<<<<

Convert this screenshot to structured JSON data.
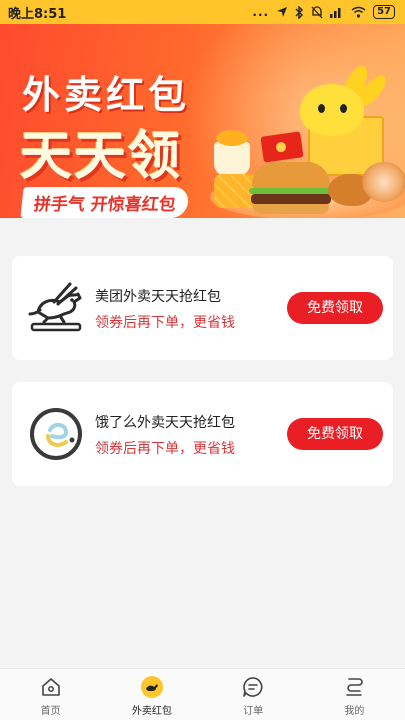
{
  "status_bar": {
    "time": "晚上8:51",
    "indicators": "...",
    "battery": "57"
  },
  "banner": {
    "line1": "外卖红包",
    "line2": "天天领",
    "slogan": "拼手气 开惊喜红包"
  },
  "cards": [
    {
      "title": "美团外卖天天抢红包",
      "subtitle": "领券后再下单，更省钱",
      "button": "免费领取",
      "logo_icon": "meituan-kangaroo-icon"
    },
    {
      "title": "饿了么外卖天天抢红包",
      "subtitle": "领券后再下单，更省钱",
      "button": "免费领取",
      "logo_icon": "eleme-icon"
    }
  ],
  "nav": [
    {
      "label": "首页",
      "icon": "home-icon"
    },
    {
      "label": "外卖红包",
      "icon": "takeout-redpacket-icon",
      "active": true
    },
    {
      "label": "订单",
      "icon": "order-icon"
    },
    {
      "label": "我的",
      "icon": "profile-icon"
    }
  ],
  "colors": {
    "status_bar_bg": "#ffc52b",
    "accent_red": "#ea1f26",
    "subtitle_red": "#d5383b",
    "nav_active_yellow": "#ffc52b"
  }
}
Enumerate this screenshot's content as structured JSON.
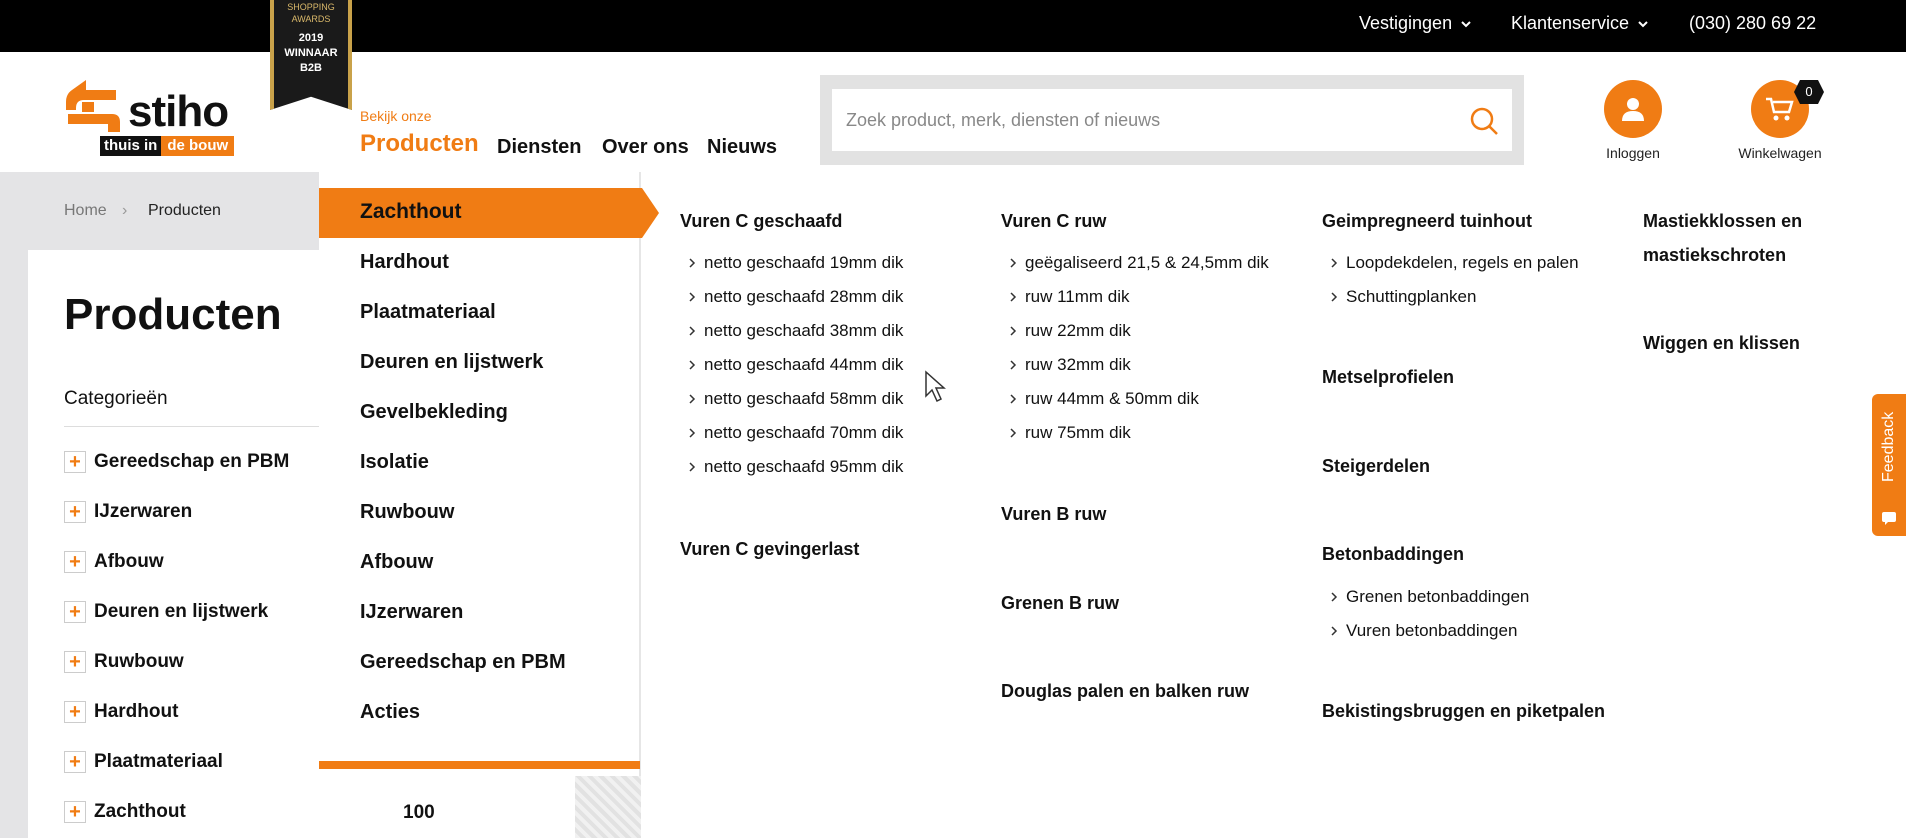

>>>>

* _YOUR OBJECTIVE_:
Scan the records for the string "JSON". Copy each line in which it appears.

* _THE RESULT_:
Convert this screenshot to structured JSON data.
Enumerate this screenshot's content as structured JSON.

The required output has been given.